- **Excerpt to read**
-------

Reading journals are frustrating for a number of reasons. First and foremost is that they are completely and totally useless. I don’t use notes to study. I never have, and I doubt I ever will. I don’t need them for analyses — if I’ve understood a book once, I’m still going to understand it the second time around. Why wouldn’t I? I don’t forget how to multiply just because I haven’t in a few weeks, and nor do I forget how to interpret particular books. Over time I do forget minor characters, and minor details of the plot, but rereading the book reawakens all those fact-related memories. It’s a lot more fun to read a book than to read some bland notes. I can also trust the author to have included every important fact in their book, something I can’t really trust myself to have done.

-------

- **Tasks to complete**
a) In the passage on reading journals, what does the writer say they forget over time?
b) Transcribe the passage on reading journals from "Reading journals are" up to and including "to have done.".

- **Dataset excerpts**
-------

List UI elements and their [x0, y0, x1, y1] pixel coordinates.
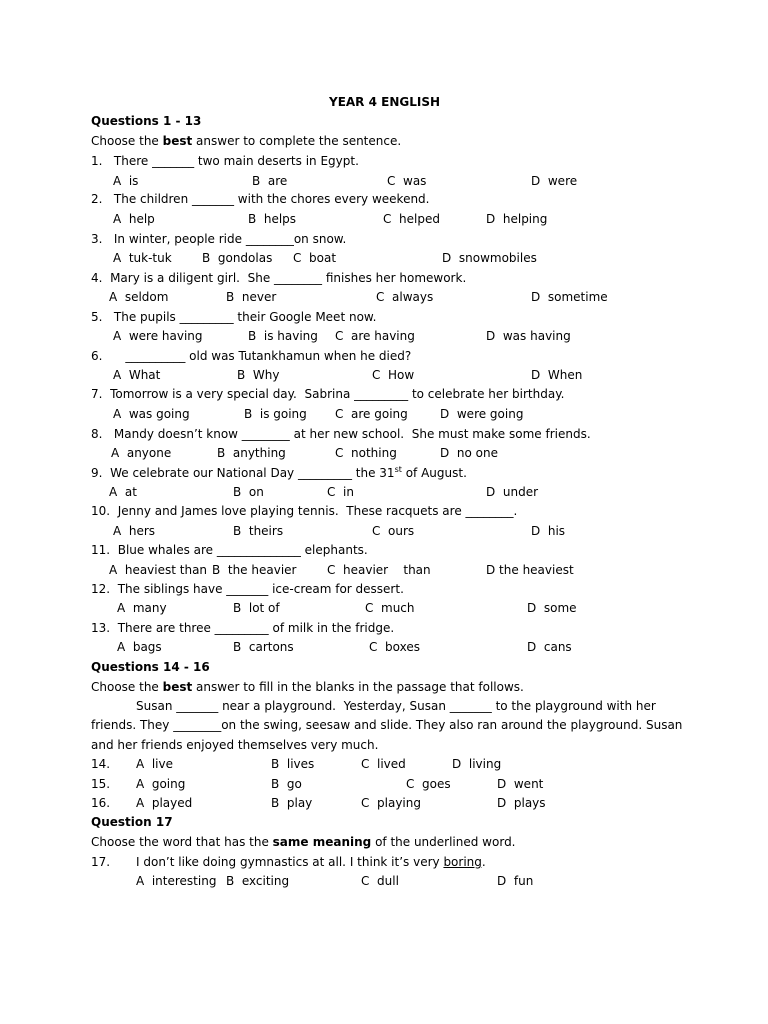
instruction-text: answer to complete the sentence.: [192, 134, 402, 148]
question-1-option-c: C was: [387, 174, 427, 188]
stem-text: 9. We celebrate our National Day _________ the 31: [91, 466, 395, 480]
question-15-option-c: C goes: [406, 777, 451, 791]
question-10-option-b: B theirs: [233, 524, 284, 538]
stem-text: I don’t like doing gymnastics at all. I think it’s very: [136, 855, 444, 869]
question-7-option-d: D were going: [440, 407, 524, 421]
question-13-option-c: C boxes: [369, 640, 420, 654]
passage-line-2: friends. They ________on the swing, seesaw and slide. They also ran around the playground. Susan: [91, 718, 683, 732]
question-3-option-c: C boat: [293, 251, 337, 265]
question-8-option-b: B anything: [217, 446, 286, 460]
question-9-option-d: D under: [486, 485, 539, 499]
question-7-option-a: A was going: [113, 407, 190, 421]
section-instruction-1: [91, 134, 401, 148]
question-17-option-c: C dull: [361, 874, 399, 888]
question-12-option-c: C much: [365, 601, 415, 615]
question-11-option-a: A heaviest than: [109, 563, 208, 577]
question-17-stem: [136, 855, 486, 869]
question-10-stem: 10. Jenny and James love playing tennis. These racquets are ________.: [91, 504, 518, 518]
question-12-option-a: A many: [117, 601, 167, 615]
section-instruction-2: [91, 680, 524, 694]
question-14-option-b: B lives: [271, 757, 315, 771]
question-16-number: 16.: [91, 796, 111, 810]
question-2-option-a: A help: [113, 212, 155, 226]
instruction-text: Choose the: [91, 134, 163, 148]
question-6-option-b: B Why: [237, 368, 280, 382]
question-2-option-c: C helped: [383, 212, 440, 226]
section-heading-1: Questions 1 - 13: [91, 114, 202, 128]
question-13-stem: 13. There are three _________ of milk in the fridge.: [91, 621, 395, 635]
question-16-option-a: A played: [136, 796, 193, 810]
question-15-number: 15.: [91, 777, 111, 791]
question-6-option-a: A What: [113, 368, 161, 382]
question-1-stem: 1. There _______ two main deserts in Egypt.: [91, 154, 359, 168]
question-3-option-d: D snowmobiles: [442, 251, 537, 265]
question-11-option-b: B the heavier: [212, 563, 297, 577]
instruction-text: of the underlined word.: [371, 835, 516, 849]
section-heading-2: Questions 14 - 16: [91, 660, 210, 674]
instruction-emphasis: best: [162, 680, 193, 694]
instruction-text: Choose the: [91, 680, 163, 694]
question-11-option-d: D the heaviest: [486, 563, 574, 577]
instruction-text: answer to fill in the blanks in the passage that follows.: [192, 680, 524, 694]
question-8-stem: 8. Mandy doesn’t know ________ at her new school. She must make some friends.: [91, 427, 591, 441]
question-3-option-a: A tuk-tuk: [113, 251, 172, 265]
stem-text: .: [481, 855, 486, 869]
question-9-option-c: C in: [327, 485, 354, 499]
question-14-number: 14.: [91, 757, 111, 771]
question-11-stem: 11. Blue whales are ______________ elephants.: [91, 543, 368, 557]
question-1-option-d: D were: [531, 174, 578, 188]
question-12-option-d: D some: [527, 601, 577, 615]
question-4-stem: 4. Mary is a diligent girl. She ________ finishes her homework.: [91, 271, 467, 285]
question-10-option-d: D his: [531, 524, 566, 538]
question-5-option-b: B is having: [248, 329, 318, 343]
question-13-option-a: A bags: [117, 640, 162, 654]
question-1-option-b: B are: [252, 174, 288, 188]
passage-line-1: Susan _______ near a playground. Yesterday, Susan _______ to the playground with her: [136, 699, 656, 713]
instruction-emphasis: same meaning: [272, 835, 372, 849]
question-1-option-a: A is: [113, 174, 139, 188]
question-10-option-c: C ours: [372, 524, 415, 538]
question-5-option-d: D was having: [486, 329, 571, 343]
passage-line-3: and her friends enjoyed themselves very much.: [91, 738, 379, 752]
question-4-option-a: A seldom: [109, 290, 169, 304]
question-7-option-b: B is going: [244, 407, 307, 421]
question-2-option-d: D helping: [486, 212, 548, 226]
question-6-option-d: D When: [531, 368, 583, 382]
question-8-option-d: D no one: [440, 446, 498, 460]
stem-text: of August.: [401, 466, 467, 480]
question-11-option-c: C heavier than: [327, 563, 431, 577]
question-3-stem: 3. In winter, people ride ________on snow.: [91, 232, 347, 246]
question-12-option-b: B lot of: [233, 601, 280, 615]
question-2-stem: 2. The children _______ with the chores every weekend.: [91, 192, 430, 206]
question-16-option-d: D plays: [497, 796, 546, 810]
question-4-option-c: C always: [376, 290, 434, 304]
question-8-option-c: C nothing: [335, 446, 397, 460]
question-15-option-b: B go: [271, 777, 302, 791]
instruction-emphasis: best: [162, 134, 193, 148]
instruction-text: Choose the word that has the: [91, 835, 273, 849]
question-4-option-b: B never: [226, 290, 277, 304]
question-3-option-b: B gondolas: [202, 251, 273, 265]
question-13-option-b: B cartons: [233, 640, 294, 654]
question-16-option-b: B play: [271, 796, 313, 810]
question-14-option-a: A live: [136, 757, 173, 771]
question-7-option-c: C are going: [335, 407, 408, 421]
question-6-option-c: C How: [372, 368, 415, 382]
question-17-option-b: B exciting: [226, 874, 290, 888]
question-12-stem: 12. The siblings have _______ ice-cream for dessert.: [91, 582, 404, 596]
question-17-option-a: A interesting: [136, 874, 217, 888]
question-5-option-c: C are having: [335, 329, 415, 343]
ordinal-suffix: st: [394, 465, 402, 474]
question-6-stem: 6. __________ old was Tutankhamun when he died?: [91, 349, 412, 363]
question-8-option-a: A anyone: [111, 446, 172, 460]
section-instruction-3: [91, 835, 516, 849]
question-14-option-c: C lived: [361, 757, 406, 771]
question-13-option-d: D cans: [527, 640, 572, 654]
question-17-option-d: D fun: [497, 874, 534, 888]
question-2-option-b: B helps: [248, 212, 297, 226]
question-9-stem: [91, 466, 467, 480]
question-15-option-d: D went: [497, 777, 544, 791]
underlined-word: boring: [443, 855, 482, 869]
question-14-option-d: D living: [452, 757, 502, 771]
question-7-stem: 7. Tomorrow is a very special day. Sabrina _________ to celebrate her birthday.: [91, 387, 565, 401]
question-5-stem: 5. The pupils _________ their Google Meet now.: [91, 310, 377, 324]
page-title: YEAR 4 ENGLISH: [329, 95, 441, 109]
question-9-option-b: B on: [233, 485, 264, 499]
question-17-number: 17.: [91, 855, 111, 869]
question-5-option-a: A were having: [113, 329, 203, 343]
question-9-option-a: A at: [109, 485, 137, 499]
section-heading-3: Question 17: [91, 815, 173, 829]
question-16-option-c: C playing: [361, 796, 421, 810]
question-10-option-a: A hers: [113, 524, 156, 538]
question-4-option-d: D sometime: [531, 290, 608, 304]
question-15-option-a: A going: [136, 777, 186, 791]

-------

- **Results of the tasks**
a) Minor characters and minor details of the plot.

b)
Reading journals are frustrating for a number of reasons. First and foremost is that they are completely and totally useless. I don’t use notes to study. I never have, and I doubt I ever will. I don’t need them for analyses — if I’ve understood a book once, I’m still going to understand it the second time around. Why wouldn’t I? I don’t forget how to multiply just because I haven’t in a few weeks, and nor do I forget how to interpret particular books. Over time I do forget minor characters, and minor details of the plot, but rereading the book reawakens all those fact-related memories. It’s a lot more fun to read a book than to read some bland notes. I can also trust the author to have included every important fact in their book, something I can’t really trust myself to have done.